§ EXERCISE INSTRUCTIONS: Find the word "comunque" in the records below. List each line containing it.

§ GIVEN RECORDS:

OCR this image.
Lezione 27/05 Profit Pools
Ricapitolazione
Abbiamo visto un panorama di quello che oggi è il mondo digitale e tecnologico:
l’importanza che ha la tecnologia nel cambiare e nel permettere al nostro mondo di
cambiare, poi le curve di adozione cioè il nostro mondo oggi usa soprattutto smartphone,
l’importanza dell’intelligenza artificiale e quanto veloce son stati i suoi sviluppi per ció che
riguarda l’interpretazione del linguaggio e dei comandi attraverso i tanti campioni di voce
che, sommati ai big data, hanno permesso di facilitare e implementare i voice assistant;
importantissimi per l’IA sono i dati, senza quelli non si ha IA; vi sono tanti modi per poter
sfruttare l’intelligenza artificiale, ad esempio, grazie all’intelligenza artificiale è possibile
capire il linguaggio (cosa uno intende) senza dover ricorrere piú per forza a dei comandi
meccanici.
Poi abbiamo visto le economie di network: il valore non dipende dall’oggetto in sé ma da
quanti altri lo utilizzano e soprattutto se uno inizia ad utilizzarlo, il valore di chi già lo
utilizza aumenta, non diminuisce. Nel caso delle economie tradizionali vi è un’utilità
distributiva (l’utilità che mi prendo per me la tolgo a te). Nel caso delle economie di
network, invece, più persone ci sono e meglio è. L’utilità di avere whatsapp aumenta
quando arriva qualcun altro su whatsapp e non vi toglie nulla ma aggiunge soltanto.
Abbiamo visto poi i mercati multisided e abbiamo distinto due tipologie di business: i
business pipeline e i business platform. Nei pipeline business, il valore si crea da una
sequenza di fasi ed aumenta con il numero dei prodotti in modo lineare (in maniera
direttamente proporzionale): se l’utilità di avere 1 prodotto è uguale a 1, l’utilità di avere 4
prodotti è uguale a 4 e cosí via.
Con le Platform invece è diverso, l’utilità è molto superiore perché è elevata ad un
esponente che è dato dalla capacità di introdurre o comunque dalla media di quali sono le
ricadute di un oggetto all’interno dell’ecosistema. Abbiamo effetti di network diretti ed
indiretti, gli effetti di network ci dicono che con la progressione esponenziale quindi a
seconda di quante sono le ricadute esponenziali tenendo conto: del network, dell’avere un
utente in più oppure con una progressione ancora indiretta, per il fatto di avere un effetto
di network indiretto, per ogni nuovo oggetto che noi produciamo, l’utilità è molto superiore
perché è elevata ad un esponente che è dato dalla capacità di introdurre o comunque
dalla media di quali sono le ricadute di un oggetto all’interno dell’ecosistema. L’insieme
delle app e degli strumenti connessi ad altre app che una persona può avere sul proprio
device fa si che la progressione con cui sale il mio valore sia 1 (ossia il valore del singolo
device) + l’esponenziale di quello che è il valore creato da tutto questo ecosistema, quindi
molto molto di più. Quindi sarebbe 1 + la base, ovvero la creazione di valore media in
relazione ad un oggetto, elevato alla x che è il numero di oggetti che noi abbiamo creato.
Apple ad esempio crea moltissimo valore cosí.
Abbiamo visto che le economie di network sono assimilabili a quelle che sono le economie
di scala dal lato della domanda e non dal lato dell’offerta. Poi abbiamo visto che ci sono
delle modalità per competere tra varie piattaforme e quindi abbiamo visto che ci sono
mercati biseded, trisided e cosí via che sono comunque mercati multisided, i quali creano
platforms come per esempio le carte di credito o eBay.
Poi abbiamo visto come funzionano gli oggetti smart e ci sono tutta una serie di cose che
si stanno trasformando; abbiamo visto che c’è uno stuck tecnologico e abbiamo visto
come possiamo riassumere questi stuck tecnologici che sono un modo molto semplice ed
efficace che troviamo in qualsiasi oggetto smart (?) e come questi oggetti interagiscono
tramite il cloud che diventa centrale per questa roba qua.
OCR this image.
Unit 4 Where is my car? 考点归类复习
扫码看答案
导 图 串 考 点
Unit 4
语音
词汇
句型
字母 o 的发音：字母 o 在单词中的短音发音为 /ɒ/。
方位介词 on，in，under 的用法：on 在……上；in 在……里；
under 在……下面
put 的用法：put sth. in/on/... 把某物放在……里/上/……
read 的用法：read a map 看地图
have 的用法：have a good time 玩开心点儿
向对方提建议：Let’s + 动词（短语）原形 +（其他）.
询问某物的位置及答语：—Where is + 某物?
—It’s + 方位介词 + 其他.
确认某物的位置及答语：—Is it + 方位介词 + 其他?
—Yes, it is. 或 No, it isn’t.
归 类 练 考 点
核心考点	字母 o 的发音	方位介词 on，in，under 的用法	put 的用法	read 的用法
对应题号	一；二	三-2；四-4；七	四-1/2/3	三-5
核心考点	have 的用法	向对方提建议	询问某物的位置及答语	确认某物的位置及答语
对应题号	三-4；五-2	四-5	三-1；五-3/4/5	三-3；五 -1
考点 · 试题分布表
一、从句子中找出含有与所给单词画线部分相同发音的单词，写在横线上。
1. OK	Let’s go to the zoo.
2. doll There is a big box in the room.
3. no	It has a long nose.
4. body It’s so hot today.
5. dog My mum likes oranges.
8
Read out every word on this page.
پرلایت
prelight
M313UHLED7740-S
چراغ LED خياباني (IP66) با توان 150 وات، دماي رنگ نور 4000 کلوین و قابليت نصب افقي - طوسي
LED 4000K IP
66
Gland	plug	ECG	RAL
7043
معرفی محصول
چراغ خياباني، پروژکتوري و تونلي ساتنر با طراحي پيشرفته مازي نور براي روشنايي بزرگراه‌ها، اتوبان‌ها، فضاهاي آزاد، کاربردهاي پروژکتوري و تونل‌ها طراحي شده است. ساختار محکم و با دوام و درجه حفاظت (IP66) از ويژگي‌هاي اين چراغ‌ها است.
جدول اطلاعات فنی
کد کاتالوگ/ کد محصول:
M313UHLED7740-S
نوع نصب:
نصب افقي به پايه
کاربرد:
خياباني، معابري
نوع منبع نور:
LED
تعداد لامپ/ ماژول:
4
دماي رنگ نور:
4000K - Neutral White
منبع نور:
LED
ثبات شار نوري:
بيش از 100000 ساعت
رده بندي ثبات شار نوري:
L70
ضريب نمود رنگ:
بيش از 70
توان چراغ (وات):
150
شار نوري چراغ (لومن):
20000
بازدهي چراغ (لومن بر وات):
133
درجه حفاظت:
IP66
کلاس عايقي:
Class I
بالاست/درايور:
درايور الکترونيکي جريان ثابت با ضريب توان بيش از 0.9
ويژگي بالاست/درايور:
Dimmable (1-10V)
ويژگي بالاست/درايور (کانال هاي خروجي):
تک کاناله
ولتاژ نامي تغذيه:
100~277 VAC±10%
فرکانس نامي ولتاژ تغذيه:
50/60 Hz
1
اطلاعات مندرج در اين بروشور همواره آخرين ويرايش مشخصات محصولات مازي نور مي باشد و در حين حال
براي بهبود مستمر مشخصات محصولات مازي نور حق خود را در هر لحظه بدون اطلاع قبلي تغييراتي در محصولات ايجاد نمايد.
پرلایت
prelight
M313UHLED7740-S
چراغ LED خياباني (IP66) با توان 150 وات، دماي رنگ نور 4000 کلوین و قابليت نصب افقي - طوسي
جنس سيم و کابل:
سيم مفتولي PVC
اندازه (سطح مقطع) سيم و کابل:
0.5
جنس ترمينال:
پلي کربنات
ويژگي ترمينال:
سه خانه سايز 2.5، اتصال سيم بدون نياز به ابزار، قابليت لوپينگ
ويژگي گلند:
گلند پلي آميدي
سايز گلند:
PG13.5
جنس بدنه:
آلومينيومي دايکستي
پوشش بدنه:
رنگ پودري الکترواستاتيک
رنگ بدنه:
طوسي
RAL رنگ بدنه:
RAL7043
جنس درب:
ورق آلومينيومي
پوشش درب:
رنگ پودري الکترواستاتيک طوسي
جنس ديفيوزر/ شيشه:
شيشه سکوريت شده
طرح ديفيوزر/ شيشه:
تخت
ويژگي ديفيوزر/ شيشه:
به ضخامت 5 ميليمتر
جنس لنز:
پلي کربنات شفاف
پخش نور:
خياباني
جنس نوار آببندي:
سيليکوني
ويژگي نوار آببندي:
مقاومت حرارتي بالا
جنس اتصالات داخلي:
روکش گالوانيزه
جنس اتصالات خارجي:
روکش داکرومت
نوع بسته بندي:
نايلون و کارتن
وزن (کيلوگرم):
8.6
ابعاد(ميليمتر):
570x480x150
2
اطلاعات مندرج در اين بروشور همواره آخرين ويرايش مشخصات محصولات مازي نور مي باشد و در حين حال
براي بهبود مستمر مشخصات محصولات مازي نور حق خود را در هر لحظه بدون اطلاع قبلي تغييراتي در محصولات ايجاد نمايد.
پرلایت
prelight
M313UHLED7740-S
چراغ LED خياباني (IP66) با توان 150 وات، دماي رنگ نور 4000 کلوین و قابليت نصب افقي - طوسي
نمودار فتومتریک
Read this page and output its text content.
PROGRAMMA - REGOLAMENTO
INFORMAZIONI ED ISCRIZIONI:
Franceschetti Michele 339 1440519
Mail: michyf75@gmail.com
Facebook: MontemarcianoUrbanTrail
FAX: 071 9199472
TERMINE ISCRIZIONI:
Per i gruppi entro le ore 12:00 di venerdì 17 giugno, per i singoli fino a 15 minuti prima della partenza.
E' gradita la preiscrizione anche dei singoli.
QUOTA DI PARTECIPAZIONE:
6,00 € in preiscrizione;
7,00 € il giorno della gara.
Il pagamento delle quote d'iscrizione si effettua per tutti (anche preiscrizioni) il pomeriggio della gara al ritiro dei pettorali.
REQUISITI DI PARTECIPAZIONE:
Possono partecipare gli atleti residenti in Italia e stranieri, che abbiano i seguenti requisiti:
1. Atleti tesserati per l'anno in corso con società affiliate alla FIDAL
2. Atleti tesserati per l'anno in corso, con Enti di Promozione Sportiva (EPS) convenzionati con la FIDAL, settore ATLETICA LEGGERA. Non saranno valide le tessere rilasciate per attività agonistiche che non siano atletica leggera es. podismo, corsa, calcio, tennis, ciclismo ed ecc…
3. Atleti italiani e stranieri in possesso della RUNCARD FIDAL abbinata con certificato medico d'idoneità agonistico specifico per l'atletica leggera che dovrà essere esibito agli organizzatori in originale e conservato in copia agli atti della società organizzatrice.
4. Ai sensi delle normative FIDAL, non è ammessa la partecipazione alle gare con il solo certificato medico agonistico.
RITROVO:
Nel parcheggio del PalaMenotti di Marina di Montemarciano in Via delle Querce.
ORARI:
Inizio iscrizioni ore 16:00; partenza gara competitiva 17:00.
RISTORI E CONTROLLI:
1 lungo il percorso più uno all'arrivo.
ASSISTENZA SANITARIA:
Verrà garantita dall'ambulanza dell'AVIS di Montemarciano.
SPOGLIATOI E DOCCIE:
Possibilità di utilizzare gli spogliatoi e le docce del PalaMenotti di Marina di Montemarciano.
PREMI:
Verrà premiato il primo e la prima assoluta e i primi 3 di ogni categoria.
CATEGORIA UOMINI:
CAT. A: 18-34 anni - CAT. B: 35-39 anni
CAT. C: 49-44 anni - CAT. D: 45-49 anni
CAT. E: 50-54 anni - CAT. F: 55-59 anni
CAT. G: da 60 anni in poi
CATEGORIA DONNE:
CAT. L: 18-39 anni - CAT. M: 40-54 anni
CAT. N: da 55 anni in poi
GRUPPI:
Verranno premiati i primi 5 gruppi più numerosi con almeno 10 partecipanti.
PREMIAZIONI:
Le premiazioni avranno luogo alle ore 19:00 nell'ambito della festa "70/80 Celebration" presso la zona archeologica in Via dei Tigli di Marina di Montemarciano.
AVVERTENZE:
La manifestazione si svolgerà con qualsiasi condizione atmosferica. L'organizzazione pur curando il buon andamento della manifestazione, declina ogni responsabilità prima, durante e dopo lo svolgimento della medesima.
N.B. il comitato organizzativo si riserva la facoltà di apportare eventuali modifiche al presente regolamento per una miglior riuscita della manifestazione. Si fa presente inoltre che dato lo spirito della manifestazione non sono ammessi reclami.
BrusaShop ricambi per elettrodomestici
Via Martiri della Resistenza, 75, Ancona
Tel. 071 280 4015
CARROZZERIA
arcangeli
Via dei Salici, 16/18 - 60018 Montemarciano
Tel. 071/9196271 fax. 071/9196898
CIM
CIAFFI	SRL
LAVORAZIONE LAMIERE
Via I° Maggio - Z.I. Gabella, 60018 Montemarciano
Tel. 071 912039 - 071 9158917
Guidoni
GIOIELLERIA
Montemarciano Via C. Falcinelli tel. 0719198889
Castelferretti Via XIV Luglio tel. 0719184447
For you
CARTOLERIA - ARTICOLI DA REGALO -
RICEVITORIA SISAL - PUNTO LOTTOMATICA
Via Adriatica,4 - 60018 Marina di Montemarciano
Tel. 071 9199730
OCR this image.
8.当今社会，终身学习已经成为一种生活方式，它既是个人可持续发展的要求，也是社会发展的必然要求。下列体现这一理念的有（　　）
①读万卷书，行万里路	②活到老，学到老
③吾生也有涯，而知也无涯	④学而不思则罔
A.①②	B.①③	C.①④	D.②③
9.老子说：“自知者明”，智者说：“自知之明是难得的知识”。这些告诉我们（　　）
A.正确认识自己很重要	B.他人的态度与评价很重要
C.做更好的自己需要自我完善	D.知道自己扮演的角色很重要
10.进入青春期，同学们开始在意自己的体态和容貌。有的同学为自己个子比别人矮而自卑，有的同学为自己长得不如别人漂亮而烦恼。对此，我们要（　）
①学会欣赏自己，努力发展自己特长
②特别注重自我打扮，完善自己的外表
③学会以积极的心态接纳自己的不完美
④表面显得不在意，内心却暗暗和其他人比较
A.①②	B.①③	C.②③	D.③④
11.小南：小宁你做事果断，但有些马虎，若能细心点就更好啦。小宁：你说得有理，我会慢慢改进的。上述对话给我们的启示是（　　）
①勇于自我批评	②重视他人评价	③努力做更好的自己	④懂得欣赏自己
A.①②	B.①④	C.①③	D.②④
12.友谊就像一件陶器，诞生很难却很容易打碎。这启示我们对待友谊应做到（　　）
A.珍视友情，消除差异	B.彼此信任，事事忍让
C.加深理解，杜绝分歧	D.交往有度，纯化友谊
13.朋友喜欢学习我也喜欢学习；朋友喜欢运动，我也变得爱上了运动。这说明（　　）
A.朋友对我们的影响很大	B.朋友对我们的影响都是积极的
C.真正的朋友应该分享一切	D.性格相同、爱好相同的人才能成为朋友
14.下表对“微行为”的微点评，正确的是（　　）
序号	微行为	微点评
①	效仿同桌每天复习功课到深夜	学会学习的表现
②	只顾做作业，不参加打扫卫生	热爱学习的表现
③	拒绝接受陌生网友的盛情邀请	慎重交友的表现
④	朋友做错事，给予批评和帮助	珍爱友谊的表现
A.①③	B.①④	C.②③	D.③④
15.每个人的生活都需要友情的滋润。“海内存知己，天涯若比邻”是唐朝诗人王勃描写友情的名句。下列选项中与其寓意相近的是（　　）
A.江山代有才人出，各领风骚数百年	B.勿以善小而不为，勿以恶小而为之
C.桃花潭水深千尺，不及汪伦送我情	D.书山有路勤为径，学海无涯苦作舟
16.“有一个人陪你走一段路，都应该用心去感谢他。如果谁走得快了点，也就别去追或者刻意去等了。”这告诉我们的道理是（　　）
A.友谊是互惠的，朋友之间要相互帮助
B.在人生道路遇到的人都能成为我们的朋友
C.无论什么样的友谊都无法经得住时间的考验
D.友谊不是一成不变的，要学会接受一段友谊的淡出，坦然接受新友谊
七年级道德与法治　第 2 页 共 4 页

§ ANSWER TO THIS EXERCISE:
esponente che è dato dalla capacità di introdurre o comunque dalla media di quali sono le
perché è elevata ad un esponente che è dato dalla capacità di introdurre o comunque
mercati biseded, trisided e cosí via che sono comunque mercati multisided, i quali creano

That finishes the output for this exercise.